- **Work instructions**
Repeat every line of the material, character for character.

- **Material**
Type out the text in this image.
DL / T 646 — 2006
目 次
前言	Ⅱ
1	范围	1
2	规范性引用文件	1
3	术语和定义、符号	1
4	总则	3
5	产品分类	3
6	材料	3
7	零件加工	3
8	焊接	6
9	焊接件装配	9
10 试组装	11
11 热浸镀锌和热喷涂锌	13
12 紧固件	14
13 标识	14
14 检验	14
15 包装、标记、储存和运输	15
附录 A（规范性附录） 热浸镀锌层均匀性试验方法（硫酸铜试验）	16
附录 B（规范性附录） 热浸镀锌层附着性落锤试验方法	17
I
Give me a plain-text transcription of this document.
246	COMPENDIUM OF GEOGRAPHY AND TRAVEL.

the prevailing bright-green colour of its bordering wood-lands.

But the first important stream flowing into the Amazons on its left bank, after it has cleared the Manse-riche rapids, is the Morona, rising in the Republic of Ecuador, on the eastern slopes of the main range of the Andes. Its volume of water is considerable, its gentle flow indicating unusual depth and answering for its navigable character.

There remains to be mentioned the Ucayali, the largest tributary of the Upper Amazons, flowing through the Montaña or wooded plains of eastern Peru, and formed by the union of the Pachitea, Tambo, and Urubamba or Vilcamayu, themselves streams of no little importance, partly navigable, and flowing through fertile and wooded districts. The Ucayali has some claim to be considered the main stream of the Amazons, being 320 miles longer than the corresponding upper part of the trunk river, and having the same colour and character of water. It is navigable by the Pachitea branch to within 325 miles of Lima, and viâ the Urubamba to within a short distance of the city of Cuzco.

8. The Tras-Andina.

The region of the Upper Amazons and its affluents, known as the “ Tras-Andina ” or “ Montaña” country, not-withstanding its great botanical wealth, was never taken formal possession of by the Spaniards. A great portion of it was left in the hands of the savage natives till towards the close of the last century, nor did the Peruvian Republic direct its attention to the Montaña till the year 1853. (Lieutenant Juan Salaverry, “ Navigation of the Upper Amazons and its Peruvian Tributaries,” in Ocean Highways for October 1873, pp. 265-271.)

- **Expected answer**
Type out the text in this image.
DL / T 646 — 2006
目 次
前言	Ⅱ
1	范围	1
2	规范性引用文件	1
3	术语和定义、符号	1
4	总则	3
5	产品分类	3
6	材料	3
7	零件加工	3
8	焊接	6
9	焊接件装配	9
10 试组装	11
11 热浸镀锌和热喷涂锌	13
12 紧固件	14
13 标识	14
14 检验	14
15 包装、标记、储存和运输	15
附录 A（规范性附录） 热浸镀锌层均匀性试验方法（硫酸铜试验）	16
附录 B（规范性附录） 热浸镀锌层附着性落锤试验方法	17
I
Give me a plain-text transcription of this document.
246	COMPENDIUM OF GEOGRAPHY AND TRAVEL.

the prevailing bright-green colour of its bordering wood-lands.

But the first important stream flowing into the Amazons on its left bank, after it has cleared the Manse-riche rapids, is the Morona, rising in the Republic of Ecuador, on the eastern slopes of the main range of the Andes. Its volume of water is considerable, its gentle flow indicating unusual depth and answering for its navigable character.

There remains to be mentioned the Ucayali, the largest tributary of the Upper Amazons, flowing through the Montaña or wooded plains of eastern Peru, and formed by the union of the Pachitea, Tambo, and Urubamba or Vilcamayu, themselves streams of no little importance, partly navigable, and flowing through fertile and wooded districts. The Ucayali has some claim to be considered the main stream of the Amazons, being 320 miles longer than the corresponding upper part of the trunk river, and having the same colour and character of water. It is navigable by the Pachitea branch to within 325 miles of Lima, and viâ the Urubamba to within a short distance of the city of Cuzco.

8. The Tras-Andina.

The region of the Upper Amazons and its affluents, known as the “ Tras-Andina ” or “ Montaña” country, not-withstanding its great botanical wealth, was never taken formal possession of by the Spaniards. A great portion of it was left in the hands of the savage natives till towards the close of the last century, nor did the Peruvian Republic direct its attention to the Montaña till the year 1853. (Lieutenant Juan Salaverry, “ Navigation of the Upper Amazons and its Peruvian Tributaries,” in Ocean Highways for October 1873, pp. 265-271.)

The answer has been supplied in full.